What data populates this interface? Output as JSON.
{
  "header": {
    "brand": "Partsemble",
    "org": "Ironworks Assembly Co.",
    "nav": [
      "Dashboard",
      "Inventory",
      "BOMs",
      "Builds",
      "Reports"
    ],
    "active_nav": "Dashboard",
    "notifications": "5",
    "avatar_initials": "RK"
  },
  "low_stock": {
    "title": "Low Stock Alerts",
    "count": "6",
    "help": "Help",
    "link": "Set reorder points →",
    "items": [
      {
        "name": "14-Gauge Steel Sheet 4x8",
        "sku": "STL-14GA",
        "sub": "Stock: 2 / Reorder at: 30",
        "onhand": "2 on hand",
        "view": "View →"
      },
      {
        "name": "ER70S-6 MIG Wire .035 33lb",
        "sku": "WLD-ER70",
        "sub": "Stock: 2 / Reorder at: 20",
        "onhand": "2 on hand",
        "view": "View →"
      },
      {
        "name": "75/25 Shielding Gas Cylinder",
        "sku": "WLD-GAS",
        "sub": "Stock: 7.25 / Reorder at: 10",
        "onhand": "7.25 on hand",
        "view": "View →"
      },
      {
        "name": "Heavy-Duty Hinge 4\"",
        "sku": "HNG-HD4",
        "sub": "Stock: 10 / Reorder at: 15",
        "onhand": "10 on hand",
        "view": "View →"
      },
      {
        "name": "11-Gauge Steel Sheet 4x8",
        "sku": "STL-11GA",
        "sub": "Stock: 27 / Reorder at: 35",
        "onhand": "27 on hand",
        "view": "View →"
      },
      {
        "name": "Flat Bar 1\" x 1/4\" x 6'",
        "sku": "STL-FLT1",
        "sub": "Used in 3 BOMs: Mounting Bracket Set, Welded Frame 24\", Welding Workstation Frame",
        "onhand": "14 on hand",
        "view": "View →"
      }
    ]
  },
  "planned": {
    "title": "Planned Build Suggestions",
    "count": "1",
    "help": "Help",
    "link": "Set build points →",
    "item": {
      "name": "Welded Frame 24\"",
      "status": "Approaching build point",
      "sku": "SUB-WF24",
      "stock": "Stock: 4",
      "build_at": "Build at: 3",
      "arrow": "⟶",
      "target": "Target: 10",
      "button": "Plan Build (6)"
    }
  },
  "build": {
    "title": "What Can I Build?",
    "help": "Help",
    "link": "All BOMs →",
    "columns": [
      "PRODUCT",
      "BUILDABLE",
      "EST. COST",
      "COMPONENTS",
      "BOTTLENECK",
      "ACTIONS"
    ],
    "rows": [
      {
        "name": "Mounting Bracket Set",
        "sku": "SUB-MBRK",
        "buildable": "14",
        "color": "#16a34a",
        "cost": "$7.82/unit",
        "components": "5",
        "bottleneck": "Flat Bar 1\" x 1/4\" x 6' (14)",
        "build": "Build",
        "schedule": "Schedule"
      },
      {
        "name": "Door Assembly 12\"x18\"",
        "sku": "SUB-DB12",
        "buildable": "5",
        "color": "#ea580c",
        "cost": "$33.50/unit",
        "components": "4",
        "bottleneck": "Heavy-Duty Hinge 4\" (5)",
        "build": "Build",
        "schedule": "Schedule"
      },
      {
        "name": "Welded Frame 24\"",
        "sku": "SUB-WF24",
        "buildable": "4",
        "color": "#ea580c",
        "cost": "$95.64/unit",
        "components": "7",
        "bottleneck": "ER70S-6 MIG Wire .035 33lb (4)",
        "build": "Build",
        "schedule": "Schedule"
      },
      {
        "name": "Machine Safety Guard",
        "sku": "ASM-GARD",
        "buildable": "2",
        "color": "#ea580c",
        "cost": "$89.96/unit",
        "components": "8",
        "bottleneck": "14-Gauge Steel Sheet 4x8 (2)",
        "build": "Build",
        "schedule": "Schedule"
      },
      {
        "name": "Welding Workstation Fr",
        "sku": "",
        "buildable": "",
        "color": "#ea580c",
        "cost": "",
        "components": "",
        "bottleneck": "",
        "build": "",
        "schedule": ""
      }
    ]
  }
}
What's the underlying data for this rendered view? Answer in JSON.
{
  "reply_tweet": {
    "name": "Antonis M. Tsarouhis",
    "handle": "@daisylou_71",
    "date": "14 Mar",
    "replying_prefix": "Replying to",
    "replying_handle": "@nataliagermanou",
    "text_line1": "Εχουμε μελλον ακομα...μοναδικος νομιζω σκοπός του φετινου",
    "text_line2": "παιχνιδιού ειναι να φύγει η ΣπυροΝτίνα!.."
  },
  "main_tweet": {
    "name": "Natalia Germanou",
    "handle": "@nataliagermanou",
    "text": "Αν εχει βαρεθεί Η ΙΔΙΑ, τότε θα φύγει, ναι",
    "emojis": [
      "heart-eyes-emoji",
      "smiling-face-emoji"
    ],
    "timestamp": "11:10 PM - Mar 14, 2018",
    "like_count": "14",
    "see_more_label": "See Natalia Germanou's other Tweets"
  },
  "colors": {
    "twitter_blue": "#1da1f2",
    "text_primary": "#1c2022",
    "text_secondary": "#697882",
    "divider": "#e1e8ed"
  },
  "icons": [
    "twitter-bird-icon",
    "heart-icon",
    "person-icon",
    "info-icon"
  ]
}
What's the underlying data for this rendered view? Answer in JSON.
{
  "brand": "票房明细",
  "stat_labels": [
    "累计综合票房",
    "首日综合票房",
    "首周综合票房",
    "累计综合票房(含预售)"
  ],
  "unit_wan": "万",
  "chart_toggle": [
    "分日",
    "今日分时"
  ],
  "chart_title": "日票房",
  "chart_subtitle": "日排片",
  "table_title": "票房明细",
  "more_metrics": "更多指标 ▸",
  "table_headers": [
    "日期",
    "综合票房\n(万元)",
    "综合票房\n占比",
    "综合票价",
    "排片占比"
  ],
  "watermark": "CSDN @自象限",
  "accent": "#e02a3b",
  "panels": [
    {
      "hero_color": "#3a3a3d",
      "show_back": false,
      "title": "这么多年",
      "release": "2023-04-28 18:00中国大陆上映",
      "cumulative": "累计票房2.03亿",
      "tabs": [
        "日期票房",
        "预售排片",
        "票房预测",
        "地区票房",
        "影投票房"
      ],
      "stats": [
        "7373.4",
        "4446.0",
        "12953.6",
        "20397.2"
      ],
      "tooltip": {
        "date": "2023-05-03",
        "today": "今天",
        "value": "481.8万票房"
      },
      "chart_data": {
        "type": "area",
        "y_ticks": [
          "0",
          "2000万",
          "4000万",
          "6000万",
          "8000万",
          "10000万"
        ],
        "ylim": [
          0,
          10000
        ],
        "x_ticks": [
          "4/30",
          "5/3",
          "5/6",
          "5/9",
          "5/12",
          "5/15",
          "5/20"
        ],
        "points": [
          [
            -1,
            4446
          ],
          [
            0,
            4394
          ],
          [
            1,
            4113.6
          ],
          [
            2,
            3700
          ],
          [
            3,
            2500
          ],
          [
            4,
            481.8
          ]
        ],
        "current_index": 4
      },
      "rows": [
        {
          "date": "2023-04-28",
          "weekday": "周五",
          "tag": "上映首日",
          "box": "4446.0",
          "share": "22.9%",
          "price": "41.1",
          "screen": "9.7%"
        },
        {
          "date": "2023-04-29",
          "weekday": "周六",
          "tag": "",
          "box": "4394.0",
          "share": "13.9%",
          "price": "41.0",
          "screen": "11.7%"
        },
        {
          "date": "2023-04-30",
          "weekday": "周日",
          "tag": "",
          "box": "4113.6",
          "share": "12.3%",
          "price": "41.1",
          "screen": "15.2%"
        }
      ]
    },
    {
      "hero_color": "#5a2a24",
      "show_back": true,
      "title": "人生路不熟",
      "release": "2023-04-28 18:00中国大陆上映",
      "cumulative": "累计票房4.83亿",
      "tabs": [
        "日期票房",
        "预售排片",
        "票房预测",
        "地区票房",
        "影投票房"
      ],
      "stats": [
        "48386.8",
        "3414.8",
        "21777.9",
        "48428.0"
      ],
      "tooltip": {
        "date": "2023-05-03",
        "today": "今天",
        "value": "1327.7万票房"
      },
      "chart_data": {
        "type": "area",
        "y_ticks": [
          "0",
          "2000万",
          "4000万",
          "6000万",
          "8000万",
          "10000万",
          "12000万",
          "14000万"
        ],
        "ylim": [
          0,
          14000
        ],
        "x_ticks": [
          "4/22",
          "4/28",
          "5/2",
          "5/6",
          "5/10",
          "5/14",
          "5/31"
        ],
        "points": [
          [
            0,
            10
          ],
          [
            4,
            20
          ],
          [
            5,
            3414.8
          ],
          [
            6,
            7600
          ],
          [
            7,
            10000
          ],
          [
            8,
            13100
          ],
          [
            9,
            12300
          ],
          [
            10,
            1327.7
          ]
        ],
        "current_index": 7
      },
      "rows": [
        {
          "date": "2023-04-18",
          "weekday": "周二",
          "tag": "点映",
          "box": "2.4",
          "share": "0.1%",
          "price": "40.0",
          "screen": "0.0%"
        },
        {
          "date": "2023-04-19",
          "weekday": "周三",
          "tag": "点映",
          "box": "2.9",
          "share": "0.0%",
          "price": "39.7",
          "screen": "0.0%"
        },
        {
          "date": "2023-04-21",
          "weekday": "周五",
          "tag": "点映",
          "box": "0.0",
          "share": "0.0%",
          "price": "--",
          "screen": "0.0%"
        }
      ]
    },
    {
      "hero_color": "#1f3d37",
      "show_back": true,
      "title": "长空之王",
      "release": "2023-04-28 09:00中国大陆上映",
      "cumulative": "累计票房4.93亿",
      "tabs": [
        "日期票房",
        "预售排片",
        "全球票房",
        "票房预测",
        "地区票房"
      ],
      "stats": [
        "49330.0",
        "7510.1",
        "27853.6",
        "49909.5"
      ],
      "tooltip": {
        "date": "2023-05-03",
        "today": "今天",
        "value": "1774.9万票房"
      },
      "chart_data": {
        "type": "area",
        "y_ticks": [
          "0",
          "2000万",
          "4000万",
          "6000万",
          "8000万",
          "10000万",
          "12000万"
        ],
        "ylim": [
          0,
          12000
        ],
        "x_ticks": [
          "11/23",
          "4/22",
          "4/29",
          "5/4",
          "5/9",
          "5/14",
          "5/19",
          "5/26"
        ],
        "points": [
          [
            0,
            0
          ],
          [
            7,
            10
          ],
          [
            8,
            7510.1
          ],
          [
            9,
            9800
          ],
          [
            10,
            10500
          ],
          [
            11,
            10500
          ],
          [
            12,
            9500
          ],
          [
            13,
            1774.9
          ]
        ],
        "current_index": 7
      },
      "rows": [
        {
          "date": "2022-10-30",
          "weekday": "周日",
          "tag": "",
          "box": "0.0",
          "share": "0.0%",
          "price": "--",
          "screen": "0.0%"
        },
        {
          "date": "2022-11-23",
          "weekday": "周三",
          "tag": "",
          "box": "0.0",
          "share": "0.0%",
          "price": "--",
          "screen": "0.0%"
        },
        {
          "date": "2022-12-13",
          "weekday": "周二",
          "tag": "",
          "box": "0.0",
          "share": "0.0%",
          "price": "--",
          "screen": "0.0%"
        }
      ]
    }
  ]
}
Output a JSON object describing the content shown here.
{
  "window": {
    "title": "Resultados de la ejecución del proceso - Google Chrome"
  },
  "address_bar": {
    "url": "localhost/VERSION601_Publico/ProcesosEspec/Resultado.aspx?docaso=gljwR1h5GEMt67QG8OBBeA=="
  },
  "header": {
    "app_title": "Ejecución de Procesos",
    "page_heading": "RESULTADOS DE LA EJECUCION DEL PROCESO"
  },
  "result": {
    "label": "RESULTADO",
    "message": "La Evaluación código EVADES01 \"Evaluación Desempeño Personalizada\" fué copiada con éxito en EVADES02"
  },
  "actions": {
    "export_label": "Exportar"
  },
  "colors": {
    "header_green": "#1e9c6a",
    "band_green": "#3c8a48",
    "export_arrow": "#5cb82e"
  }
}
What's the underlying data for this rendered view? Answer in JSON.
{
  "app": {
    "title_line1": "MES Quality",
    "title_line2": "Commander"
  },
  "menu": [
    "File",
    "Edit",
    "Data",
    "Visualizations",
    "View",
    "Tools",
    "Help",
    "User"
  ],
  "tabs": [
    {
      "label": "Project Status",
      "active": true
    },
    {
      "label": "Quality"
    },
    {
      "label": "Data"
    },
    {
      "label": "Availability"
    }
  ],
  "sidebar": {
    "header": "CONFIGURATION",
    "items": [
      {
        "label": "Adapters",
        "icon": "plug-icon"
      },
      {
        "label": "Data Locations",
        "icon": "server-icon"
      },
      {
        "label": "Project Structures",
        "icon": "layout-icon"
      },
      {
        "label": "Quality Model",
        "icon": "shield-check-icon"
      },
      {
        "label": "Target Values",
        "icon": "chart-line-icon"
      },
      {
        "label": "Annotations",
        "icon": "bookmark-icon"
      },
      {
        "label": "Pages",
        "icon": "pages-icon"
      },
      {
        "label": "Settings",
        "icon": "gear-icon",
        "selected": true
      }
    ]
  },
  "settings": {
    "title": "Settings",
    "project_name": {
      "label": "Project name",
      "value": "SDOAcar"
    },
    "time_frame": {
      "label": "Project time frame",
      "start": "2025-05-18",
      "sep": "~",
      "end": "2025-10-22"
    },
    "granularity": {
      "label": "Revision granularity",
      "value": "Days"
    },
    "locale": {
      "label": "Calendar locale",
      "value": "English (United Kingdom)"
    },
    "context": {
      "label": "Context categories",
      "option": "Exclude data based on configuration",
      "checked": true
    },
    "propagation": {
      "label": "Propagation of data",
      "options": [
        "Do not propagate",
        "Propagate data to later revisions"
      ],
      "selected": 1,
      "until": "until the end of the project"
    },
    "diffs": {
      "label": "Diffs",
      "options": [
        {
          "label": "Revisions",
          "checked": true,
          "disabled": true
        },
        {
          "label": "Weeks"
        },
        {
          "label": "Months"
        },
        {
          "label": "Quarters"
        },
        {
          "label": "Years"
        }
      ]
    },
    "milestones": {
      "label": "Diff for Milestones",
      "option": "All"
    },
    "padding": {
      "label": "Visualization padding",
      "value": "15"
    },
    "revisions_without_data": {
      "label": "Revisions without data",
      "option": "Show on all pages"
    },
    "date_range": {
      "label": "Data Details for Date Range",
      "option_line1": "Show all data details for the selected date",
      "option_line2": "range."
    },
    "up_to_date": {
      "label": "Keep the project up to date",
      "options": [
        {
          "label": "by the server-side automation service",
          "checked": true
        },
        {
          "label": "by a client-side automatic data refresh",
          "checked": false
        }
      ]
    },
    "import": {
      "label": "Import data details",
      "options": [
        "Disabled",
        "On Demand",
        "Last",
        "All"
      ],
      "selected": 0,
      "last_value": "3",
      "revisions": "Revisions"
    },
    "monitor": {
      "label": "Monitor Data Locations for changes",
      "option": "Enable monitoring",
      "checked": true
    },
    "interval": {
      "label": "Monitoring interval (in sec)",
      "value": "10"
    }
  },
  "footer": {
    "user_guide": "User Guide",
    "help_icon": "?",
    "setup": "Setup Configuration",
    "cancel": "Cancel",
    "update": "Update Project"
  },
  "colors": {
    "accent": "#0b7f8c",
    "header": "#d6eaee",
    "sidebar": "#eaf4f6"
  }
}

※

What you are asked to do -
What is the number of lines holding the word "Hinge"? State it alone.

The completed task -
2